§ **Records excerpted from a collection**
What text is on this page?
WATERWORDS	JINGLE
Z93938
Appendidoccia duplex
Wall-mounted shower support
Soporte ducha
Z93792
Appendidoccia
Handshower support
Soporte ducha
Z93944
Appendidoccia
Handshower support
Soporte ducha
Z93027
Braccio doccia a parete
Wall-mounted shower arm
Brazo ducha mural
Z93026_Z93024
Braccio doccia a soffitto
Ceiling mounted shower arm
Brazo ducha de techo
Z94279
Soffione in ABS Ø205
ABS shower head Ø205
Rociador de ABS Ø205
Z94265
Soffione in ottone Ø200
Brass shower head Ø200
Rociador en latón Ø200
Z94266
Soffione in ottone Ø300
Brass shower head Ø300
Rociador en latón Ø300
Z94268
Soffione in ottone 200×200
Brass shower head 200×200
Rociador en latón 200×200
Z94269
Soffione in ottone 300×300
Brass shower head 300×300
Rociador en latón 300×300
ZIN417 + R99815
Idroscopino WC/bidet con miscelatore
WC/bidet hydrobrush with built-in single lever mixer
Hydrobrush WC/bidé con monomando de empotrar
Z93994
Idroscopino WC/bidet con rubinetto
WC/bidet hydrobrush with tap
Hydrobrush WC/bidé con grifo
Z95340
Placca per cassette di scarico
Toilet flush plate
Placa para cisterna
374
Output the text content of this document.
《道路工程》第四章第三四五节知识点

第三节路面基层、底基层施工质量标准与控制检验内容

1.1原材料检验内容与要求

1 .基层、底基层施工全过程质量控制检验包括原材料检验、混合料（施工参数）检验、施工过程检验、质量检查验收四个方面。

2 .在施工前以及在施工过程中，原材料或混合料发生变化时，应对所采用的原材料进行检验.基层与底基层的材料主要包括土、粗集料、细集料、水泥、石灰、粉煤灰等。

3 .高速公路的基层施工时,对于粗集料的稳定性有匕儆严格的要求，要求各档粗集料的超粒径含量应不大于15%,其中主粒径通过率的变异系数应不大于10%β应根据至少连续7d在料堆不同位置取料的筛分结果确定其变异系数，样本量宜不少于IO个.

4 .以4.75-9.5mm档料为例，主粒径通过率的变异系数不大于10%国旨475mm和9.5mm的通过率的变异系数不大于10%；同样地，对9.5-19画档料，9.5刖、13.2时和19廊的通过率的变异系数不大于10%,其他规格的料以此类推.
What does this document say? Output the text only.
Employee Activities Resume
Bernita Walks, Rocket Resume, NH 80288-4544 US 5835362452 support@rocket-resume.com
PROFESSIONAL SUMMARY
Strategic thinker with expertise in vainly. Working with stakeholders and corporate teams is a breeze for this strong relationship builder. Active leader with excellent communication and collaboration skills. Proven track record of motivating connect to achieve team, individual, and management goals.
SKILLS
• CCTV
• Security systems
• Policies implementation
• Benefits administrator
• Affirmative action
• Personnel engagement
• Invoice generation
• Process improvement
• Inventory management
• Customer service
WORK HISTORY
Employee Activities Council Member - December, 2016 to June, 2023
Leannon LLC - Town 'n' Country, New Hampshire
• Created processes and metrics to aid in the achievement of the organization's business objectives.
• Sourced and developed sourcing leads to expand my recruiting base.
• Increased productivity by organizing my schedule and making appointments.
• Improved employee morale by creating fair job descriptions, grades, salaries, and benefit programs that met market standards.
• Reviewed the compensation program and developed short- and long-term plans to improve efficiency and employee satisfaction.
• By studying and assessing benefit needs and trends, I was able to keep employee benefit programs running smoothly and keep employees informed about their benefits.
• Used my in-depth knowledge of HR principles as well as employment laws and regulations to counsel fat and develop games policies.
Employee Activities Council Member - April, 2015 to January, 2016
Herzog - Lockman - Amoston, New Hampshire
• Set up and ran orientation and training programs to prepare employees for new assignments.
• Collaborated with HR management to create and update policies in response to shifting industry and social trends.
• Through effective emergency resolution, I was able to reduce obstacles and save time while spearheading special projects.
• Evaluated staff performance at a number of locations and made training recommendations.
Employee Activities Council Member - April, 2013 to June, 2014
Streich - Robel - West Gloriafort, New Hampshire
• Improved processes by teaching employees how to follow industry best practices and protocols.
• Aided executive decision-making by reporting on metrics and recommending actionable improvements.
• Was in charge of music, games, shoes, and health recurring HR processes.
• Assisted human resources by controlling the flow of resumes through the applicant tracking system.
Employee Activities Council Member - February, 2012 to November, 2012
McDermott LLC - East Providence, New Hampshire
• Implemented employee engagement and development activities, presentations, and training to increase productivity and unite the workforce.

§ **Task objective**
Write out every line of the listing that holds the word "bidé".

§ **Solution for this task**
Hydrobrush WC/bidé con monomando de empotrar
Hydrobrush WC/bidé con grifo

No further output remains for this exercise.